Job: All of the material below is to be returned exactly.

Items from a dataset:

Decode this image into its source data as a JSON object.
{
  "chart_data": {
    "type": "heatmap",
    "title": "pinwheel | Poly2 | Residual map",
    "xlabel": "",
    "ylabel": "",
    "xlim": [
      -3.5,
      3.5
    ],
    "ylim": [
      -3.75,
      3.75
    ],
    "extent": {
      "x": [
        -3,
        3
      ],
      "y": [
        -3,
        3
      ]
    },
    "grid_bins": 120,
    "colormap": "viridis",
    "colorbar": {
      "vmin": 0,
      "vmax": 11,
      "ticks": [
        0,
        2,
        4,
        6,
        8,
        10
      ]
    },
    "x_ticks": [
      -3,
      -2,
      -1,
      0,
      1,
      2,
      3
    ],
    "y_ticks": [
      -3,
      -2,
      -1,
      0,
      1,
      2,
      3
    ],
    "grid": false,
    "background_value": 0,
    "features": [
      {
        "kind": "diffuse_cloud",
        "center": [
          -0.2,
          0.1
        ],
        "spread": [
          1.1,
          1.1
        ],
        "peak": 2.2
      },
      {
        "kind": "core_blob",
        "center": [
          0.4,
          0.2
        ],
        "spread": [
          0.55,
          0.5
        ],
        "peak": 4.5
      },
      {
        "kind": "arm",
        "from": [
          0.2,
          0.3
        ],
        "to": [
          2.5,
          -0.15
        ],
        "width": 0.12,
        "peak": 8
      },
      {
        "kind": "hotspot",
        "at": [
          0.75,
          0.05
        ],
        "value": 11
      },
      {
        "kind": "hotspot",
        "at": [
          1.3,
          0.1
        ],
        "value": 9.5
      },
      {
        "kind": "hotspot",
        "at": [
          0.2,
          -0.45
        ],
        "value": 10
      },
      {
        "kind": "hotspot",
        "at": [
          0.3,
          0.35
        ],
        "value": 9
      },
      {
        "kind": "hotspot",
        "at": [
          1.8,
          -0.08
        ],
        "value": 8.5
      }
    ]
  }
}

Response:
Decode this image into its source data as a JSON object.
{
  "chart_data": {
    "type": "heatmap",
    "title": "pinwheel | Poly2 | Residual map",
    "xlabel": "",
    "ylabel": "",
    "xlim": [
      -3.5,
      3.5
    ],
    "ylim": [
      -3.75,
      3.75
    ],
    "extent": {
      "x": [
        -3,
        3
      ],
      "y": [
        -3,
        3
      ]
    },
    "grid_bins": 120,
    "colormap": "viridis",
    "colorbar": {
      "vmin": 0,
      "vmax": 11,
      "ticks": [
        0,
        2,
        4,
        6,
        8,
        10
      ]
    },
    "x_ticks": [
      -3,
      -2,
      -1,
      0,
      1,
      2,
      3
    ],
    "y_ticks": [
      -3,
      -2,
      -1,
      0,
      1,
      2,
      3
    ],
    "grid": false,
    "background_value": 0,
    "features": [
      {
        "kind": "diffuse_cloud",
        "center": [
          -0.2,
          0.1
        ],
        "spread": [
          1.1,
          1.1
        ],
        "peak": 2.2
      },
      {
        "kind": "core_blob",
        "center": [
          0.4,
          0.2
        ],
        "spread": [
          0.55,
          0.5
        ],
        "peak": 4.5
      },
      {
        "kind": "arm",
        "from": [
          0.2,
          0.3
        ],
        "to": [
          2.5,
          -0.15
        ],
        "width": 0.12,
        "peak": 8
      },
      {
        "kind": "hotspot",
        "at": [
          0.75,
          0.05
        ],
        "value": 11
      },
      {
        "kind": "hotspot",
        "at": [
          1.3,
          0.1
        ],
        "value": 9.5
      },
      {
        "kind": "hotspot",
        "at": [
          0.2,
          -0.45
        ],
        "value": 10
      },
      {
        "kind": "hotspot",
        "at": [
          0.3,
          0.35
        ],
        "value": 9
      },
      {
        "kind": "hotspot",
        "at": [
          1.8,
          -0.08
        ],
        "value": 8.5
      }
    ]
  }
}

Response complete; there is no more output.